Extracted text:
Looking at an Oblate Cross: An Oblate Reflects

By Fr. James Flavin, OMI

Fr. James Flavin, OMI

Recently, the eBay website offered for sale a genuine Oblate Cross for five hundred dollars. Every Oblate Cross has special, hard won value. An Oblate Cross has accompanied each Oblate during his life through difficult times and sweet times. They have valuable stories to tell, if they could.

In 1054 a.d., at a synod in Constantinople, the Eastern Church offered a new, graphic image of the crucifixion of Jesus Christ. On their crucifix, Christ was naked, a cloth spread across his loins, his body bent from suffering, arms stretched on the cross beam, dislocated, his head bowed in death, inclined toward his right shoulder.

Christ’s head, bowed to the right, is said to be Jesus acknowledgment in death of the spear wound in his right side, and also, Christ’s acknowledgment of his mother, who stood at the foot of the cross, at his right side, the place of honor for a loved one.

Records shown:
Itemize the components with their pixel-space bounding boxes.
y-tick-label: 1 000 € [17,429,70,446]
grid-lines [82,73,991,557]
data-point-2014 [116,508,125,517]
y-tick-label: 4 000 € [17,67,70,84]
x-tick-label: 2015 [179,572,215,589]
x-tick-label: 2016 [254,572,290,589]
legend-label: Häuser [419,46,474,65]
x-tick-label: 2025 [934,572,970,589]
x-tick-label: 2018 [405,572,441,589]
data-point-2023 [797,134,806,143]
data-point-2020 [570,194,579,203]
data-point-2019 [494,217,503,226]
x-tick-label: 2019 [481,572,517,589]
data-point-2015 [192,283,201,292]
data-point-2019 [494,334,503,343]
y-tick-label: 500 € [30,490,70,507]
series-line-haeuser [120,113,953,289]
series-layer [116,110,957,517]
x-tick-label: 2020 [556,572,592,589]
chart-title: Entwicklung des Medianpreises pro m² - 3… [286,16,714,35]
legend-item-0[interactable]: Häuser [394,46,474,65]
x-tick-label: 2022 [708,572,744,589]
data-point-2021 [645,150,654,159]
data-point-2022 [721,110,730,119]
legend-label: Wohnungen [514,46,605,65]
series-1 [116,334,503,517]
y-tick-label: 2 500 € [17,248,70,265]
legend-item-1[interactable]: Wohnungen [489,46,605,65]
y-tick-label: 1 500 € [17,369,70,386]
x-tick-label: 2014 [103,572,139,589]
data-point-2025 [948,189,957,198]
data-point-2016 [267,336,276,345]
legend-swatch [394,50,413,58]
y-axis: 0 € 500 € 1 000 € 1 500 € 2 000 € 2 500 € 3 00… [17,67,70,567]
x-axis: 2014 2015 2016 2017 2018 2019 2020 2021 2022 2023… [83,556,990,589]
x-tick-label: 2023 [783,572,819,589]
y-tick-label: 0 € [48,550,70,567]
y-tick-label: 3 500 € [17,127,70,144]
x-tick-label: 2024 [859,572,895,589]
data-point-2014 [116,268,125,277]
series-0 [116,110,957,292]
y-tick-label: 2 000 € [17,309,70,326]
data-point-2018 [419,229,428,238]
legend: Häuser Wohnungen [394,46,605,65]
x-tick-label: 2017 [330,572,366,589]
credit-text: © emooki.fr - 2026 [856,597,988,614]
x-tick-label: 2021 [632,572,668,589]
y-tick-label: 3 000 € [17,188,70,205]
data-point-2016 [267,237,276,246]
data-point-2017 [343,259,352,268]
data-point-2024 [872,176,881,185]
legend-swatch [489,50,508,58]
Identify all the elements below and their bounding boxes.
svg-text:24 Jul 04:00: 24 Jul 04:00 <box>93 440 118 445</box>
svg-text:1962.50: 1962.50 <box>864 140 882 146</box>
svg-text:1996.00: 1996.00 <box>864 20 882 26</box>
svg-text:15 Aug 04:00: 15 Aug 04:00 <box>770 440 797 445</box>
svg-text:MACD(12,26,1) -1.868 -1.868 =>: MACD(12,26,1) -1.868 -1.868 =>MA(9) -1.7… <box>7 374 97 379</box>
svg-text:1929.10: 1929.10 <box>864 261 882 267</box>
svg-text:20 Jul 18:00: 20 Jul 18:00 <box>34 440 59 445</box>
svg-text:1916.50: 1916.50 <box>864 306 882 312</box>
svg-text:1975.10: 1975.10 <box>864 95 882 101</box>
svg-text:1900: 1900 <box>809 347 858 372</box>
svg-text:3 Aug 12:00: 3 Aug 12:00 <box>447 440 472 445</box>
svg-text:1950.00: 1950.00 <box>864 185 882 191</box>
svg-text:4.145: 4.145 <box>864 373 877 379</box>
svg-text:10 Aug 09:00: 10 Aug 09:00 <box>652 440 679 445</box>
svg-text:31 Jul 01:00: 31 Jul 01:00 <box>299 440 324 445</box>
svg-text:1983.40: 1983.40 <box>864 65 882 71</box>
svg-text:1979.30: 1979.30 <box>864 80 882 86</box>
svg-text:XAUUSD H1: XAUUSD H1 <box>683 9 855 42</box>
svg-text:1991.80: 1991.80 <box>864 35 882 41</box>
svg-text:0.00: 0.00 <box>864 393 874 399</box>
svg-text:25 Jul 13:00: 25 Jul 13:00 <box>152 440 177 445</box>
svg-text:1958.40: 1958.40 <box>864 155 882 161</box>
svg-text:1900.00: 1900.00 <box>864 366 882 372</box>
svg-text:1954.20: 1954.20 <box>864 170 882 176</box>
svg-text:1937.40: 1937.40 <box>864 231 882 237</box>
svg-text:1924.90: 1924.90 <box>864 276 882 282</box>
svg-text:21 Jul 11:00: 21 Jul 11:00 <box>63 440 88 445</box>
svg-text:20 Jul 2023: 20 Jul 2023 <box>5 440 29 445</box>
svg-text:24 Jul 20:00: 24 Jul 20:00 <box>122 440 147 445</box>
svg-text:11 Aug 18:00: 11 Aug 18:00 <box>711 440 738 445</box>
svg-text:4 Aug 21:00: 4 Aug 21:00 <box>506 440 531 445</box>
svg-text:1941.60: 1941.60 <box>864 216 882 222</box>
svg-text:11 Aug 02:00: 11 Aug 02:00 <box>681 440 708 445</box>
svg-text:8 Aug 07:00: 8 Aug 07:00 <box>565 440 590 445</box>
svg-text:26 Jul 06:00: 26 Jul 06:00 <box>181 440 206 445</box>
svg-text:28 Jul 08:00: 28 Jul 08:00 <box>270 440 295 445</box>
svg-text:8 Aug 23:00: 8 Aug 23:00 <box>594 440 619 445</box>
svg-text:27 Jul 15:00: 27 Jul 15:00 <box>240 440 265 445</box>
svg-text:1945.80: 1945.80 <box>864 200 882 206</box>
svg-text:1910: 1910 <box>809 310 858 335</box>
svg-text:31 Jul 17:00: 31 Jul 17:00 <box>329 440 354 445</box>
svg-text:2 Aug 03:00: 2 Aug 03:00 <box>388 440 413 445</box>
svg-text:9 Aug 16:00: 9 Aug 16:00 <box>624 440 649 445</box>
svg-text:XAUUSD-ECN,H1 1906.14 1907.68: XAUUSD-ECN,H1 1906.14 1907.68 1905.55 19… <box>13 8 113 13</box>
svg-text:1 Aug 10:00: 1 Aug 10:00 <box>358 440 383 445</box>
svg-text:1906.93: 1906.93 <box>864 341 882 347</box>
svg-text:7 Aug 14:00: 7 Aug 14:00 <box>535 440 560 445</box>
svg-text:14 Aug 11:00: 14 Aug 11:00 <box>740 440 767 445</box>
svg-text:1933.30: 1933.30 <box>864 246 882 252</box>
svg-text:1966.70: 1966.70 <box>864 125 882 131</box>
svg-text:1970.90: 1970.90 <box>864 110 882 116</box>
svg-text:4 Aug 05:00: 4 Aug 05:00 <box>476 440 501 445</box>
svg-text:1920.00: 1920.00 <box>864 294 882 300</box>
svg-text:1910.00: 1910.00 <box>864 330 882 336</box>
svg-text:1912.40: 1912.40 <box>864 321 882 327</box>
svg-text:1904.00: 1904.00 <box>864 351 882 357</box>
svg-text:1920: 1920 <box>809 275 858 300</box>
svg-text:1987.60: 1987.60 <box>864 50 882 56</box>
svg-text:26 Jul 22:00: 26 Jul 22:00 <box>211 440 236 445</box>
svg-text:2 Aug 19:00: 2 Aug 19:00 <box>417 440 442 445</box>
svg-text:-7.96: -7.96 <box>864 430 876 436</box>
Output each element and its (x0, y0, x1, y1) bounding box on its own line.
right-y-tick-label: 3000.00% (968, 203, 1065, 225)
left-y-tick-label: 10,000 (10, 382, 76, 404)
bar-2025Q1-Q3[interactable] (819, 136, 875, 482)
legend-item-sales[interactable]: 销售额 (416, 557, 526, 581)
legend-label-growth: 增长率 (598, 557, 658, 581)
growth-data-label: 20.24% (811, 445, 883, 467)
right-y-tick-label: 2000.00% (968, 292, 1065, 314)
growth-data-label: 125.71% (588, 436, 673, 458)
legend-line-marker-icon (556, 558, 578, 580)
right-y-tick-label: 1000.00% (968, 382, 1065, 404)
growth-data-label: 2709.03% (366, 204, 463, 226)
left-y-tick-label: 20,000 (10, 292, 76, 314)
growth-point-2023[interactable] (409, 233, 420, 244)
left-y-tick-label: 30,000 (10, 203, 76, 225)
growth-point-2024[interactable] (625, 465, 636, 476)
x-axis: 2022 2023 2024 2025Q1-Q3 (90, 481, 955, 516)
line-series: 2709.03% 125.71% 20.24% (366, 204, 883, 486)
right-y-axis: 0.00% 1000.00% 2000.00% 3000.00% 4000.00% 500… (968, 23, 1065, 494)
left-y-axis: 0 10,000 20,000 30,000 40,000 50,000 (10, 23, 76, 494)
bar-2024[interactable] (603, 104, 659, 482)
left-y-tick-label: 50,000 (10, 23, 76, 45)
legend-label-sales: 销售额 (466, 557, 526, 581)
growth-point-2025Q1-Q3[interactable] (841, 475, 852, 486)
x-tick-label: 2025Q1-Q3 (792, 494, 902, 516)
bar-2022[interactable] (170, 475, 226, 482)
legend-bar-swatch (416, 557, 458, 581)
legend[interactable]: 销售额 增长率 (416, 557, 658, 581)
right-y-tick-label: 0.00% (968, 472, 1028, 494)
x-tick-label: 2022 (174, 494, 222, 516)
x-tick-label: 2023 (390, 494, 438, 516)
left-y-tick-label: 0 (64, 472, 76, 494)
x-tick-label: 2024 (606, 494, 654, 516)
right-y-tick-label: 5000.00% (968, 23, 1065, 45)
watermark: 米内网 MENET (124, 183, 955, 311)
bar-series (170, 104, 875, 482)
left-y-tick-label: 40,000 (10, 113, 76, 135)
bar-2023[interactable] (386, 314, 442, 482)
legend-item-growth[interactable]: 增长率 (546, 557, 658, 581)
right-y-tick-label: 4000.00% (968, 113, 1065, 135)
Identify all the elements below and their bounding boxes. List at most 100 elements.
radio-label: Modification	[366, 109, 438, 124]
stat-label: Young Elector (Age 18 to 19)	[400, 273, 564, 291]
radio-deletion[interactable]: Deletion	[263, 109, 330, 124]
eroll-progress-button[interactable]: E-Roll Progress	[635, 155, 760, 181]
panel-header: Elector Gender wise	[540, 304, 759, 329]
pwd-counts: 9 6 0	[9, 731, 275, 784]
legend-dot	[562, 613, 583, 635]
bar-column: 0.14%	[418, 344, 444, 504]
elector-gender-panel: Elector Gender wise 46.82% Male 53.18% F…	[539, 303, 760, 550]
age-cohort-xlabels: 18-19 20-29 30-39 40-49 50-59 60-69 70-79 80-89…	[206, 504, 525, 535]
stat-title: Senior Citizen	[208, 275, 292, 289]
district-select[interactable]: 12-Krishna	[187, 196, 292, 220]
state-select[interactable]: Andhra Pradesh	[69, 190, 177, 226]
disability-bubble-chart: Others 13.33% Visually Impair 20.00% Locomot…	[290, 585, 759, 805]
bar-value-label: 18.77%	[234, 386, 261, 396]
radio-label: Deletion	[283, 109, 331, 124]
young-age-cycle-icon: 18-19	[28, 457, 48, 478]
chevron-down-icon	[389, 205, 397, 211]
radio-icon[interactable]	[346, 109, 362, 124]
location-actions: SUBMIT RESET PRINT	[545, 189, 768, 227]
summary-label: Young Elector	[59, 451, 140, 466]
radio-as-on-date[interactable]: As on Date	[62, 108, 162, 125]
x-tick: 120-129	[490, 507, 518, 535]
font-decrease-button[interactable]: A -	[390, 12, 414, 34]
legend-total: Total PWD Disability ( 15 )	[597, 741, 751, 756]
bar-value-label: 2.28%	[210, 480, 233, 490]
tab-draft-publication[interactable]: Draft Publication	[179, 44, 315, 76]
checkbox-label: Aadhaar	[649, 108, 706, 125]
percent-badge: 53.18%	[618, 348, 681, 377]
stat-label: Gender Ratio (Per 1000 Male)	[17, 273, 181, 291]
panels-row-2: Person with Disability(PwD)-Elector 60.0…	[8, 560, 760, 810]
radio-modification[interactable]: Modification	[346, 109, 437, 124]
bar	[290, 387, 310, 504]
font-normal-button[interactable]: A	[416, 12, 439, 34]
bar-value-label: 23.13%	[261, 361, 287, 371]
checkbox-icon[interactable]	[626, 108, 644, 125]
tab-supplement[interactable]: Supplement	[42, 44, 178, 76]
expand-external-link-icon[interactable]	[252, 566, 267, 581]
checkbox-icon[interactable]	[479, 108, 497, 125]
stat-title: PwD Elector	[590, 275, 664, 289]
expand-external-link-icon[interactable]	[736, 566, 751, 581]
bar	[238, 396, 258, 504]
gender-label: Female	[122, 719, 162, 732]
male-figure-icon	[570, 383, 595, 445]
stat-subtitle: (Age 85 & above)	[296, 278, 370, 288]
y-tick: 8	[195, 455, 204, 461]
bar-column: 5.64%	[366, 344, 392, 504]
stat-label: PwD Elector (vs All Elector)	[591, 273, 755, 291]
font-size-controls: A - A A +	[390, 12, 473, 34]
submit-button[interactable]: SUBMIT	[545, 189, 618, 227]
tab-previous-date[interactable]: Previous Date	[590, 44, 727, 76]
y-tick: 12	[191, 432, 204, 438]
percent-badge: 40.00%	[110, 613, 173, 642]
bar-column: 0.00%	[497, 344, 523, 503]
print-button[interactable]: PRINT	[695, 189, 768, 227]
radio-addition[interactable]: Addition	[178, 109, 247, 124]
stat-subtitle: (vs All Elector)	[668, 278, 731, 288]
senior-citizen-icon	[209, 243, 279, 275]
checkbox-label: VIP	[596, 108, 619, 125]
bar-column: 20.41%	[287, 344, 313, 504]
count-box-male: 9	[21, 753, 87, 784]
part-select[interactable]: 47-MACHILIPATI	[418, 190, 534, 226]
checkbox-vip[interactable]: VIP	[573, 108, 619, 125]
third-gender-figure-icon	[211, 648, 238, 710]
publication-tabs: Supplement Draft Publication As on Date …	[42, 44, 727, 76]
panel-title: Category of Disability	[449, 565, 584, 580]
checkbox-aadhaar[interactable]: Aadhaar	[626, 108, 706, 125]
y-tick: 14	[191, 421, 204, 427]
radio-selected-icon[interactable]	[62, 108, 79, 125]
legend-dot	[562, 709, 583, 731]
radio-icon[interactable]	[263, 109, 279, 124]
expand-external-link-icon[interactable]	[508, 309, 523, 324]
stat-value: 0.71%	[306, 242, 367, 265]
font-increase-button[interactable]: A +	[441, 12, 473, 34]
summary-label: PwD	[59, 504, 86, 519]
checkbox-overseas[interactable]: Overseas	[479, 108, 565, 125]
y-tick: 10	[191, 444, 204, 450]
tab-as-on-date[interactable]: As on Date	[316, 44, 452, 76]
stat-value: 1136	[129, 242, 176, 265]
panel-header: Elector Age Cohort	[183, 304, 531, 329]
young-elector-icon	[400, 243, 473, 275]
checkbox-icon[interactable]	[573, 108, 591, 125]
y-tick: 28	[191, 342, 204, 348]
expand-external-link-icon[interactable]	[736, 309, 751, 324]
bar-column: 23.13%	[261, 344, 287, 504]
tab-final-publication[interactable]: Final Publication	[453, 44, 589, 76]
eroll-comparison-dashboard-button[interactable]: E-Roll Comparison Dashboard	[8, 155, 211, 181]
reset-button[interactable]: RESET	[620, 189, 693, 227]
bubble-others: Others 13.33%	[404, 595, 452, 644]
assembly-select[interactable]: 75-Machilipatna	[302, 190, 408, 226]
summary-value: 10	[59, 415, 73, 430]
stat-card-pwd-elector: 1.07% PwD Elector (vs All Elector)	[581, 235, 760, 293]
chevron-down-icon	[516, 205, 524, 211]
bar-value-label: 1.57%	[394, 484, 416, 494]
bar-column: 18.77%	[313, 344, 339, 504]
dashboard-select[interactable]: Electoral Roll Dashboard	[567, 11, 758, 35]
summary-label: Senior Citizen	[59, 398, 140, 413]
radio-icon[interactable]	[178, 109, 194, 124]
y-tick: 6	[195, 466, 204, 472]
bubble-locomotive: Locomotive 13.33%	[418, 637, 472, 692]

Required tasks:
[1] According to the reflection on the Oblate Cross, where and in what year did the Eastern Church offer a new image of the crucifixion?
[2] Revise the passage of the Oblate Cross reflection starting at "Looking at an" and ending at "if they could.", putting "auction" in place of "eBay".

Per-task outputs:
[1] At a synod in Constantinople in 1054 a.d.

[2]
Looking at an Oblate Cross: An Oblate Reflects

By Fr. James Flavin, OMI

Fr. James Flavin, OMI

Recently, the auction website offered for sale a genuine Oblate Cross for five hundred dollars. Every Oblate Cross has special, hard won value. An Oblate Cross has accompanied each Oblate during his life through difficult times and sweet times. They have valuable stories to tell, if they could.